# WHAT THE TASK ASKS
From the entries that follow, copy each line in which "title" appears.

# THE RECORDS
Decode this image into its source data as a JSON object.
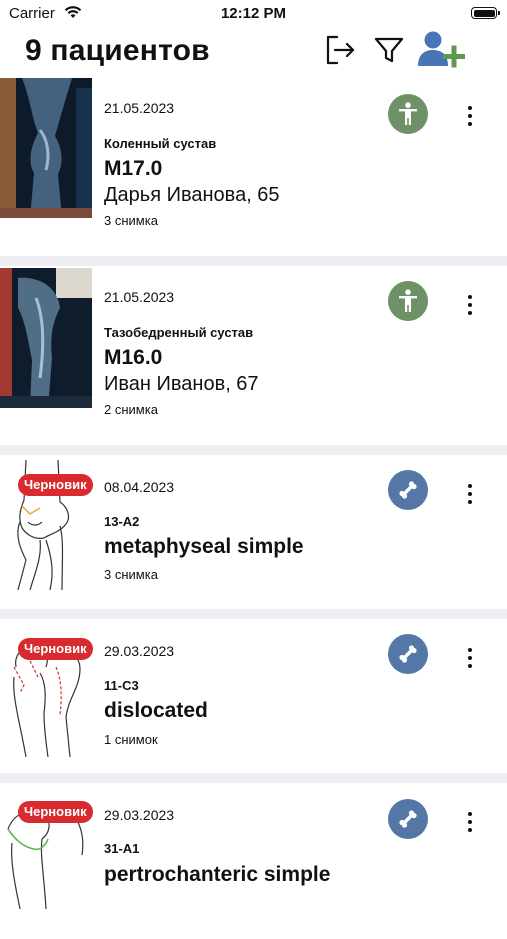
{
  "status_bar": {
    "carrier": "Carrier",
    "time": "12:12 PM"
  },
  "header": {
    "title": "9 пациентов",
    "icons": [
      "exit-icon",
      "filter-icon",
      "add-patient-icon"
    ],
    "accent_color": "#4a74b8",
    "add_plus_color": "#5e9a4e"
  },
  "colors": {
    "draft_badge": "#d82a2f",
    "type_green": "#6e9265",
    "type_blue": "#5577a8",
    "separator": "#efeff3"
  },
  "patients": [
    {
      "date": "21.05.2023",
      "region": "Коленный сустав",
      "code": "M17.0",
      "patient": "Дарья Иванова, 65",
      "images": "3 снимка",
      "type_icon": "person-icon",
      "draft": ""
    },
    {
      "date": "21.05.2023",
      "region": "Тазобедренный сустав",
      "code": "M16.0",
      "patient": "Иван Иванов, 67",
      "images": "2 снимка",
      "type_icon": "person-icon",
      "draft": ""
    },
    {
      "date": "08.04.2023",
      "code": "13-A2",
      "title": "metaphyseal simple",
      "images": "3 снимка",
      "type_icon": "bone-icon",
      "draft": "Черновик"
    },
    {
      "date": "29.03.2023",
      "code": "11-C3",
      "title": "dislocated",
      "images": "1 снимок",
      "type_icon": "bone-icon",
      "draft": "Черновик"
    },
    {
      "date": "29.03.2023",
      "code": "31-A1",
      "title": "pertrochanteric simple",
      "images": "",
      "type_icon": "bone-icon",
      "draft": "Черновик"
    }
  ]
}
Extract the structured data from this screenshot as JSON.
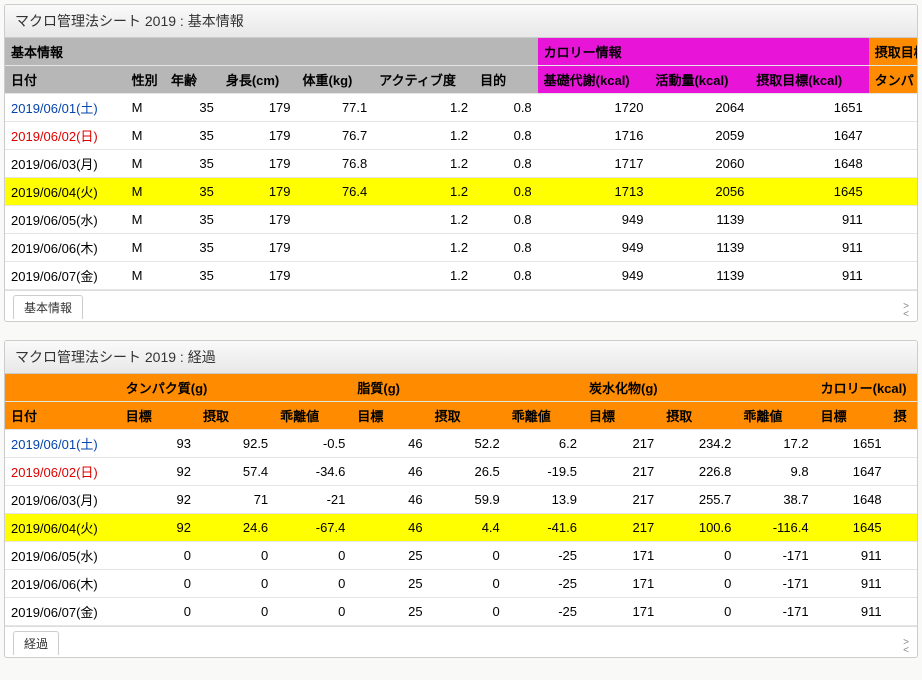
{
  "panel1": {
    "title": "マクロ管理法シート 2019 : 基本情報",
    "group_basic": "基本情報",
    "group_calorie": "カロリー情報",
    "group_intake": "摂取目標",
    "headers": {
      "date": "日付",
      "sex": "性別",
      "age": "年齢",
      "height": "身長(cm)",
      "weight": "体重(kg)",
      "activity": "アクティブ度",
      "purpose": "目的",
      "bmr": "基礎代謝(kcal)",
      "act_kcal": "活動量(kcal)",
      "goal": "摂取目標(kcal)",
      "protein": "タンパ"
    },
    "rows": [
      {
        "date": "2019/06/01(土)",
        "dclass": "date-link",
        "sex": "M",
        "age": "35",
        "height": "179",
        "weight": "77.1",
        "activity": "1.2",
        "purpose": "0.8",
        "bmr": "1720",
        "act_kcal": "2064",
        "goal": "1651"
      },
      {
        "date": "2019/06/02(日)",
        "dclass": "date-sun",
        "sex": "M",
        "age": "35",
        "height": "179",
        "weight": "76.7",
        "activity": "1.2",
        "purpose": "0.8",
        "bmr": "1716",
        "act_kcal": "2059",
        "goal": "1647"
      },
      {
        "date": "2019/06/03(月)",
        "dclass": "",
        "sex": "M",
        "age": "35",
        "height": "179",
        "weight": "76.8",
        "activity": "1.2",
        "purpose": "0.8",
        "bmr": "1717",
        "act_kcal": "2060",
        "goal": "1648"
      },
      {
        "date": "2019/06/04(火)",
        "dclass": "",
        "hl": true,
        "sex": "M",
        "age": "35",
        "height": "179",
        "weight": "76.4",
        "activity": "1.2",
        "purpose": "0.8",
        "bmr": "1713",
        "act_kcal": "2056",
        "goal": "1645"
      },
      {
        "date": "2019/06/05(水)",
        "dclass": "",
        "sex": "M",
        "age": "35",
        "height": "179",
        "weight": "",
        "activity": "1.2",
        "purpose": "0.8",
        "bmr": "949",
        "act_kcal": "1139",
        "goal": "911"
      },
      {
        "date": "2019/06/06(木)",
        "dclass": "",
        "sex": "M",
        "age": "35",
        "height": "179",
        "weight": "",
        "activity": "1.2",
        "purpose": "0.8",
        "bmr": "949",
        "act_kcal": "1139",
        "goal": "911"
      },
      {
        "date": "2019/06/07(金)",
        "dclass": "",
        "sex": "M",
        "age": "35",
        "height": "179",
        "weight": "",
        "activity": "1.2",
        "purpose": "0.8",
        "bmr": "949",
        "act_kcal": "1139",
        "goal": "911"
      }
    ],
    "tab": "基本情報"
  },
  "panel2": {
    "title": "マクロ管理法シート 2019 : 経過",
    "group_protein": "タンパク質(g)",
    "group_fat": "脂質(g)",
    "group_carb": "炭水化物(g)",
    "group_cal": "カロリー(kcal)",
    "headers": {
      "date": "日付",
      "target": "目標",
      "intake": "摂取",
      "diff": "乖離値"
    },
    "rows": [
      {
        "date": "2019/06/01(土)",
        "dclass": "date-link",
        "p_t": "93",
        "p_i": "92.5",
        "p_d": "-0.5",
        "f_t": "46",
        "f_i": "52.2",
        "f_d": "6.2",
        "c_t": "217",
        "c_i": "234.2",
        "c_d": "17.2",
        "cal": "1651"
      },
      {
        "date": "2019/06/02(日)",
        "dclass": "date-sun",
        "p_t": "92",
        "p_i": "57.4",
        "p_d": "-34.6",
        "f_t": "46",
        "f_i": "26.5",
        "f_d": "-19.5",
        "c_t": "217",
        "c_i": "226.8",
        "c_d": "9.8",
        "cal": "1647"
      },
      {
        "date": "2019/06/03(月)",
        "dclass": "",
        "p_t": "92",
        "p_i": "71",
        "p_d": "-21",
        "f_t": "46",
        "f_i": "59.9",
        "f_d": "13.9",
        "c_t": "217",
        "c_i": "255.7",
        "c_d": "38.7",
        "cal": "1648"
      },
      {
        "date": "2019/06/04(火)",
        "dclass": "",
        "hl": true,
        "p_t": "92",
        "p_i": "24.6",
        "p_d": "-67.4",
        "f_t": "46",
        "f_i": "4.4",
        "f_d": "-41.6",
        "c_t": "217",
        "c_i": "100.6",
        "c_d": "-116.4",
        "cal": "1645"
      },
      {
        "date": "2019/06/05(水)",
        "dclass": "",
        "p_t": "0",
        "p_i": "0",
        "p_d": "0",
        "f_t": "25",
        "f_i": "0",
        "f_d": "-25",
        "c_t": "171",
        "c_i": "0",
        "c_d": "-171",
        "cal": "911"
      },
      {
        "date": "2019/06/06(木)",
        "dclass": "",
        "p_t": "0",
        "p_i": "0",
        "p_d": "0",
        "f_t": "25",
        "f_i": "0",
        "f_d": "-25",
        "c_t": "171",
        "c_i": "0",
        "c_d": "-171",
        "cal": "911"
      },
      {
        "date": "2019/06/07(金)",
        "dclass": "",
        "p_t": "0",
        "p_i": "0",
        "p_d": "0",
        "f_t": "25",
        "f_i": "0",
        "f_d": "-25",
        "c_t": "171",
        "c_i": "0",
        "c_d": "-171",
        "cal": "911"
      }
    ],
    "tab": "経過",
    "intake_short": "摂"
  }
}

# RESPONSE TO THIS EXERCISE
    "title": "9 пациентов",
      "title": "metaphyseal simple",
      "title": "dislocated",
      "title": "pertrochanteric simple",
    "title": "マクロ管理法シート 2019 : 基本情報",
    "title": "マクロ管理法シート 2019 : 経過",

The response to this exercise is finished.